··· DATA FOR THE TASK

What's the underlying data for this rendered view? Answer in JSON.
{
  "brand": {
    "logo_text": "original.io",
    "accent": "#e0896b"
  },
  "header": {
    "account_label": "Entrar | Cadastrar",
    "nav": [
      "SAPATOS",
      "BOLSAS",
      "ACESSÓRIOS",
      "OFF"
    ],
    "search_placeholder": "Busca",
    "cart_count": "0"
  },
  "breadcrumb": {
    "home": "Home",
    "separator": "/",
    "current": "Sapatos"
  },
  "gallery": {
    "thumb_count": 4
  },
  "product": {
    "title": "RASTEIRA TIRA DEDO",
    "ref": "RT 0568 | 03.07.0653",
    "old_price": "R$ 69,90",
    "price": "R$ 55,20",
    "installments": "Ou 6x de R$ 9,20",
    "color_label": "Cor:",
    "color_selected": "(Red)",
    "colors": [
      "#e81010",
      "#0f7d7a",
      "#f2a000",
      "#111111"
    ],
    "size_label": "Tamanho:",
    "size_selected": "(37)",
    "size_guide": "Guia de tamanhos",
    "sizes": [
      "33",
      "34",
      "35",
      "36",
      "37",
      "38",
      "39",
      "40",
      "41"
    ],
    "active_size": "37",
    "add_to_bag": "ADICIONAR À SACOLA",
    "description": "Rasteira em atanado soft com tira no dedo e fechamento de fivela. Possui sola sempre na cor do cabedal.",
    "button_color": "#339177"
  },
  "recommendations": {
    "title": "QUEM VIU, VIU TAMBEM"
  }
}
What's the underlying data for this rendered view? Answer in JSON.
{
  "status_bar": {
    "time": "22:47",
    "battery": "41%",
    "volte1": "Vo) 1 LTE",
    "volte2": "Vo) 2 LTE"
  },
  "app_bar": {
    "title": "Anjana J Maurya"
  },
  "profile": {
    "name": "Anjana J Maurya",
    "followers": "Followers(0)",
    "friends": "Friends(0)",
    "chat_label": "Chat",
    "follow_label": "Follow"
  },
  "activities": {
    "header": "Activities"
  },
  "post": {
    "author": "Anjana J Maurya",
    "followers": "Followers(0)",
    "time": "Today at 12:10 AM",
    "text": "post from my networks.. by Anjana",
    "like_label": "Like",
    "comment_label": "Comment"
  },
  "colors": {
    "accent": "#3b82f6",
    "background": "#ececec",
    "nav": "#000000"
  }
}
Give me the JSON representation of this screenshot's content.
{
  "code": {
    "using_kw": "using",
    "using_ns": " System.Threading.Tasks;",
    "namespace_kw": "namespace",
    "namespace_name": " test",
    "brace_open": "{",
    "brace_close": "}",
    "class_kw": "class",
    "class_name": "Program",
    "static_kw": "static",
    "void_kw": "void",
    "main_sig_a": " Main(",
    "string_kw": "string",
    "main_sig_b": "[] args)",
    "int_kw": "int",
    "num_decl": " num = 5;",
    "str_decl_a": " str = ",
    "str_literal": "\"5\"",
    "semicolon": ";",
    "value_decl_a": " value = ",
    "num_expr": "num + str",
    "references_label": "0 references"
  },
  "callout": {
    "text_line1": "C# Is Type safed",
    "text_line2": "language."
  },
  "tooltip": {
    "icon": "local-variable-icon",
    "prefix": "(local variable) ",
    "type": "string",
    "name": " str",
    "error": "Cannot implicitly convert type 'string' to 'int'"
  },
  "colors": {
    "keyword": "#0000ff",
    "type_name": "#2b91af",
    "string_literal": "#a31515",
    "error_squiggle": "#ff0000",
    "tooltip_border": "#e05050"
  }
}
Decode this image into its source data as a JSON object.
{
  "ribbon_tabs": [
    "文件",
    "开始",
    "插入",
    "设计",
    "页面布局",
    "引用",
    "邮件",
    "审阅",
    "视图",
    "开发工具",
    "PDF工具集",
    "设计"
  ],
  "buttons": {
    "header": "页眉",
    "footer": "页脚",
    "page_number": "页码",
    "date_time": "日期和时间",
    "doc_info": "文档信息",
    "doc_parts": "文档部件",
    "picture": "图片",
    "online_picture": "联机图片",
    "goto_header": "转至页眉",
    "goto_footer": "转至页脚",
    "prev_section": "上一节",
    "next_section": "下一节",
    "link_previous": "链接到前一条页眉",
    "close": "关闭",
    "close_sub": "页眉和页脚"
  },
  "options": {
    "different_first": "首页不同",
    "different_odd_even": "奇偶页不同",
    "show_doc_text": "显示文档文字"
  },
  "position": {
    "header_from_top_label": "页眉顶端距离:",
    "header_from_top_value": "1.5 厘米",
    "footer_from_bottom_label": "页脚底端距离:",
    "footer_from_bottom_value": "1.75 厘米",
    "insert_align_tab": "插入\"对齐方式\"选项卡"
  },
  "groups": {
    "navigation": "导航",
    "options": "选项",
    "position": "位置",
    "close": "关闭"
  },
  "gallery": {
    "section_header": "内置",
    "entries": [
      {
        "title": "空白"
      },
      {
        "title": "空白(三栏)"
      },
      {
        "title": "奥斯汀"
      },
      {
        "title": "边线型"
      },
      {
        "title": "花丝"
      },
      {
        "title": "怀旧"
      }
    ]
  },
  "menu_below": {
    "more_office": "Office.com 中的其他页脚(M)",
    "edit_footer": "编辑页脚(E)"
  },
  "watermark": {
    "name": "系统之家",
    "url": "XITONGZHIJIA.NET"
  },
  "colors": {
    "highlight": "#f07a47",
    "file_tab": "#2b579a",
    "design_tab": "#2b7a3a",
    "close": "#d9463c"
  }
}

······

EXERCISE DESCRIPTION:
Every record above should be copied exactly.

FINAL RESULT:
What's the underlying data for this rendered view? Answer in JSON.
{
  "brand": {
    "logo_text": "original.io",
    "accent": "#e0896b"
  },
  "header": {
    "account_label": "Entrar | Cadastrar",
    "nav": [
      "SAPATOS",
      "BOLSAS",
      "ACESSÓRIOS",
      "OFF"
    ],
    "search_placeholder": "Busca",
    "cart_count": "0"
  },
  "breadcrumb": {
    "home": "Home",
    "separator": "/",
    "current": "Sapatos"
  },
  "gallery": {
    "thumb_count": 4
  },
  "product": {
    "title": "RASTEIRA TIRA DEDO",
    "ref": "RT 0568 | 03.07.0653",
    "old_price": "R$ 69,90",
    "price": "R$ 55,20",
    "installments": "Ou 6x de R$ 9,20",
    "color_label": "Cor:",
    "color_selected": "(Red)",
    "colors": [
      "#e81010",
      "#0f7d7a",
      "#f2a000",
      "#111111"
    ],
    "size_label": "Tamanho:",
    "size_selected": "(37)",
    "size_guide": "Guia de tamanhos",
    "sizes": [
      "33",
      "34",
      "35",
      "36",
      "37",
      "38",
      "39",
      "40",
      "41"
    ],
    "active_size": "37",
    "add_to_bag": "ADICIONAR À SACOLA",
    "description": "Rasteira em atanado soft com tira no dedo e fechamento de fivela. Possui sola sempre na cor do cabedal.",
    "button_color": "#339177"
  },
  "recommendations": {
    "title": "QUEM VIU, VIU TAMBEM"
  }
}
What's the underlying data for this rendered view? Answer in JSON.
{
  "status_bar": {
    "time": "22:47",
    "battery": "41%",
    "volte1": "Vo) 1 LTE",
    "volte2": "Vo) 2 LTE"
  },
  "app_bar": {
    "title": "Anjana J Maurya"
  },
  "profile": {
    "name": "Anjana J Maurya",
    "followers": "Followers(0)",
    "friends": "Friends(0)",
    "chat_label": "Chat",
    "follow_label": "Follow"
  },
  "activities": {
    "header": "Activities"
  },
  "post": {
    "author": "Anjana J Maurya",
    "followers": "Followers(0)",
    "time": "Today at 12:10 AM",
    "text": "post from my networks.. by Anjana",
    "like_label": "Like",
    "comment_label": "Comment"
  },
  "colors": {
    "accent": "#3b82f6",
    "background": "#ececec",
    "nav": "#000000"
  }
}
Give me the JSON representation of this screenshot's content.
{
  "code": {
    "using_kw": "using",
    "using_ns": " System.Threading.Tasks;",
    "namespace_kw": "namespace",
    "namespace_name": " test",
    "brace_open": "{",
    "brace_close": "}",
    "class_kw": "class",
    "class_name": "Program",
    "static_kw": "static",
    "void_kw": "void",
    "main_sig_a": " Main(",
    "string_kw": "string",
    "main_sig_b": "[] args)",
    "int_kw": "int",
    "num_decl": " num = 5;",
    "str_decl_a": " str = ",
    "str_literal": "\"5\"",
    "semicolon": ";",
    "value_decl_a": " value = ",
    "num_expr": "num + str",
    "references_label": "0 references"
  },
  "callout": {
    "text_line1": "C# Is Type safed",
    "text_line2": "language."
  },
  "tooltip": {
    "icon": "local-variable-icon",
    "prefix": "(local variable) ",
    "type": "string",
    "name": " str",
    "error": "Cannot implicitly convert type 'string' to 'int'"
  },
  "colors": {
    "keyword": "#0000ff",
    "type_name": "#2b91af",
    "string_literal": "#a31515",
    "error_squiggle": "#ff0000",
    "tooltip_border": "#e05050"
  }
}
Decode this image into its source data as a JSON object.
{
  "ribbon_tabs": [
    "文件",
    "开始",
    "插入",
    "设计",
    "页面布局",
    "引用",
    "邮件",
    "审阅",
    "视图",
    "开发工具",
    "PDF工具集",
    "设计"
  ],
  "buttons": {
    "header": "页眉",
    "footer": "页脚",
    "page_number": "页码",
    "date_time": "日期和时间",
    "doc_info": "文档信息",
    "doc_parts": "文档部件",
    "picture": "图片",
    "online_picture": "联机图片",
    "goto_header": "转至页眉",
    "goto_footer": "转至页脚",
    "prev_section": "上一节",
    "next_section": "下一节",
    "link_previous": "链接到前一条页眉",
    "close": "关闭",
    "close_sub": "页眉和页脚"
  },
  "options": {
    "different_first": "首页不同",
    "different_odd_even": "奇偶页不同",
    "show_doc_text": "显示文档文字"
  },
  "position": {
    "header_from_top_label": "页眉顶端距离:",
    "header_from_top_value": "1.5 厘米",
    "footer_from_bottom_label": "页脚底端距离:",
    "footer_from_bottom_value": "1.75 厘米",
    "insert_align_tab": "插入\"对齐方式\"选项卡"
  },
  "groups": {
    "navigation": "导航",
    "options": "选项",
    "position": "位置",
    "close": "关闭"
  },
  "gallery": {
    "section_header": "内置",
    "entries": [
      {
        "title": "空白"
      },
      {
        "title": "空白(三栏)"
      },
      {
        "title": "奥斯汀"
      },
      {
        "title": "边线型"
      },
      {
        "title": "花丝"
      },
      {
        "title": "怀旧"
      }
    ]
  },
  "menu_below": {
    "more_office": "Office.com 中的其他页脚(M)",
    "edit_footer": "编辑页脚(E)"
  },
  "watermark": {
    "name": "系统之家",
    "url": "XITONGZHIJIA.NET"
  },
  "colors": {
    "highlight": "#f07a47",
    "file_tab": "#2b579a",
    "design_tab": "#2b7a3a",
    "close": "#d9463c"
  }
}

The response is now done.